Data items:
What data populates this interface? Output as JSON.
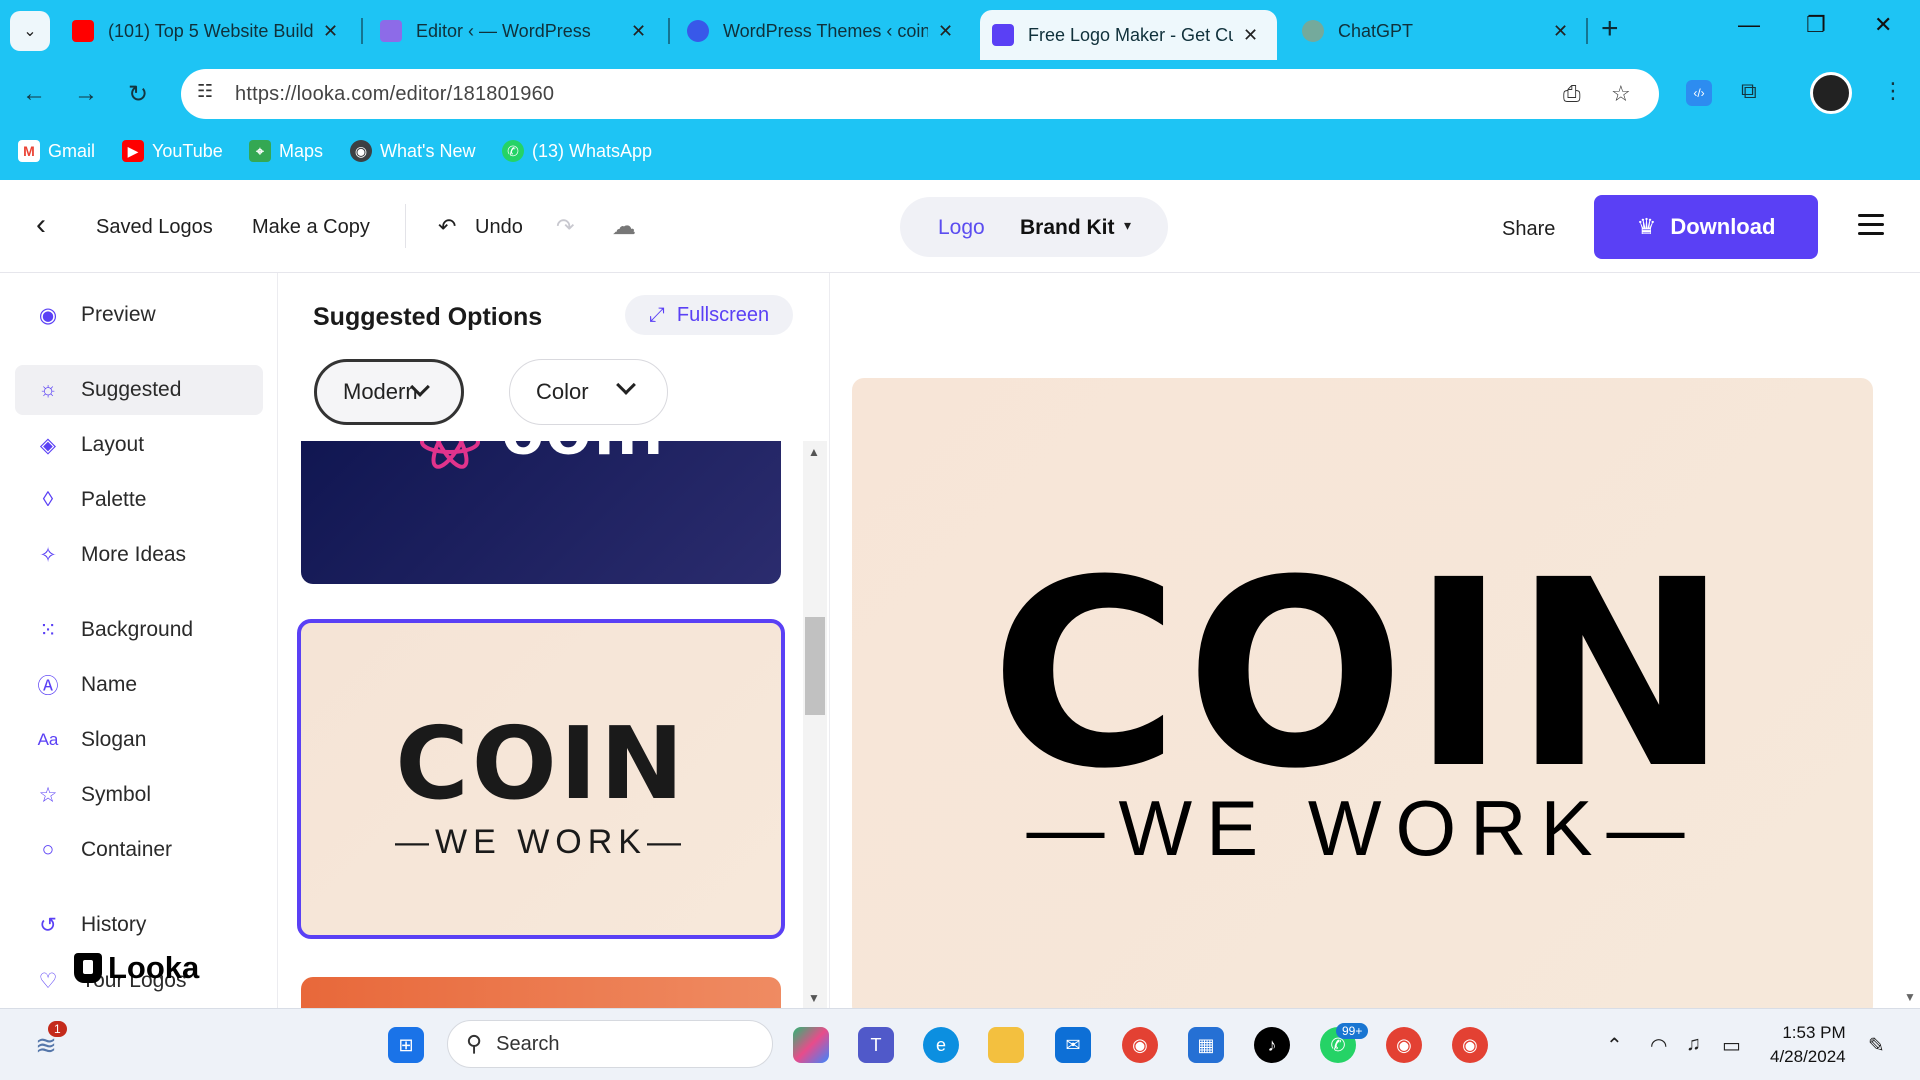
{
  "browser": {
    "tabs": [
      {
        "title": "(101) Top 5 Website Build",
        "favicon_color": "#ff0000"
      },
      {
        "title": "Editor ‹ — WordPress",
        "favicon_color": "#8d6be8"
      },
      {
        "title": "WordPress Themes ‹ coin",
        "favicon_color": "#3858e9"
      },
      {
        "title": "Free Logo Maker - Get Cu",
        "favicon_color": "#5a40f5"
      },
      {
        "title": "ChatGPT",
        "favicon_color": "#74aa9c"
      }
    ],
    "url": "https://looka.com/editor/181801960",
    "bookmarks": [
      "Gmail",
      "YouTube",
      "Maps",
      "What's New",
      "(13) WhatsApp"
    ]
  },
  "header": {
    "saved_logos": "Saved Logos",
    "make_copy": "Make a Copy",
    "undo": "Undo",
    "tab_logo": "Logo",
    "tab_brand_kit": "Brand Kit",
    "share": "Share",
    "download": "Download"
  },
  "sidebar": {
    "items": [
      "Preview",
      "Suggested",
      "Layout",
      "Palette",
      "More Ideas",
      "Background",
      "Name",
      "Slogan",
      "Symbol",
      "Container",
      "History",
      "Your Logos"
    ],
    "brand": "Looka"
  },
  "panel": {
    "title": "Suggested Options",
    "fullscreen": "Fullscreen",
    "style_filter": "Modern",
    "color_filter": "Color",
    "card1_text": "coin",
    "card2_name": "COIN",
    "card2_slogan": "—WE WORK—"
  },
  "canvas": {
    "name": "COIN",
    "slogan": "—WE WORK—"
  },
  "taskbar": {
    "search": "Search",
    "time": "1:53 PM",
    "date": "4/28/2024",
    "notification_badge": "1",
    "whatsapp_badge": "99+"
  },
  "colors": {
    "chrome": "#1ec4f4",
    "accent": "#5a40f5",
    "logo_bg": "#f7e6d8"
  }
}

## GIVEN INSTRUCTION
Return the entries unchanged, save for the pictures, which do not belong in the copy.

## SOLUTION FOR THIS EXERCISE
What data populates this interface? Output as JSON.
{
  "browser": {
    "tabs": [
      {
        "title": "(101) Top 5 Website Build",
        "favicon_color": "#ff0000"
      },
      {
        "title": "Editor ‹ — WordPress",
        "favicon_color": "#8d6be8"
      },
      {
        "title": "WordPress Themes ‹ coin",
        "favicon_color": "#3858e9"
      },
      {
        "title": "Free Logo Maker - Get Cu",
        "favicon_color": "#5a40f5"
      },
      {
        "title": "ChatGPT",
        "favicon_color": "#74aa9c"
      }
    ],
    "url": "https://looka.com/editor/181801960",
    "bookmarks": [
      "Gmail",
      "YouTube",
      "Maps",
      "What's New",
      "(13) WhatsApp"
    ]
  },
  "header": {
    "saved_logos": "Saved Logos",
    "make_copy": "Make a Copy",
    "undo": "Undo",
    "tab_logo": "Logo",
    "tab_brand_kit": "Brand Kit",
    "share": "Share",
    "download": "Download"
  },
  "sidebar": {
    "items": [
      "Preview",
      "Suggested",
      "Layout",
      "Palette",
      "More Ideas",
      "Background",
      "Name",
      "Slogan",
      "Symbol",
      "Container",
      "History",
      "Your Logos"
    ],
    "brand": "Looka"
  },
  "panel": {
    "title": "Suggested Options",
    "fullscreen": "Fullscreen",
    "style_filter": "Modern",
    "color_filter": "Color",
    "card1_text": "coin",
    "card2_name": "COIN",
    "card2_slogan": "—WE WORK—"
  },
  "canvas": {
    "name": "COIN",
    "slogan": "—WE WORK—"
  },
  "taskbar": {
    "search": "Search",
    "time": "1:53 PM",
    "date": "4/28/2024",
    "notification_badge": "1",
    "whatsapp_badge": "99+"
  },
  "colors": {
    "chrome": "#1ec4f4",
    "accent": "#5a40f5",
    "logo_bg": "#f7e6d8"
  }
}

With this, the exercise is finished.